[WRITTEN PROBLEM] Using the listing below, select the lines with the word "name" and copy them.
══ DATA TO PROCESS
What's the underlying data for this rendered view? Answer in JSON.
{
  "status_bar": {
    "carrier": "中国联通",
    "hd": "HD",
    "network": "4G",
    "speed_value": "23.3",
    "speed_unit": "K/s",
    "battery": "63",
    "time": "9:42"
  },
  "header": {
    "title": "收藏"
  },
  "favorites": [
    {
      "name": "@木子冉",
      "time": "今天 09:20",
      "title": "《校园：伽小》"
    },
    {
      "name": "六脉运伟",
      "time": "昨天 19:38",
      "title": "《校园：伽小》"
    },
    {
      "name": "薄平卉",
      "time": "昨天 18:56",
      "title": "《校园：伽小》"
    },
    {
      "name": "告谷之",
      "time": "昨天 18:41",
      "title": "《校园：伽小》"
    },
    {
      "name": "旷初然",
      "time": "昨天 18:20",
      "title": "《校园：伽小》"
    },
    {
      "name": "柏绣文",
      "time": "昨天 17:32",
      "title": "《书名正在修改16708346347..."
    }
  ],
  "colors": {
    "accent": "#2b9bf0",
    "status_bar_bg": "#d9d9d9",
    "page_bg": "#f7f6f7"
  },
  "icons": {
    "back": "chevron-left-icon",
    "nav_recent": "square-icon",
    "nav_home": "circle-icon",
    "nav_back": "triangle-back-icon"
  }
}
════
[RESULT OF THIS EXERCISE]
      "name": "@木子冉",
      "name": "六脉运伟",
      "name": "薄平卉",
      "name": "告谷之",
      "name": "旷初然",
      "name": "柏绣文",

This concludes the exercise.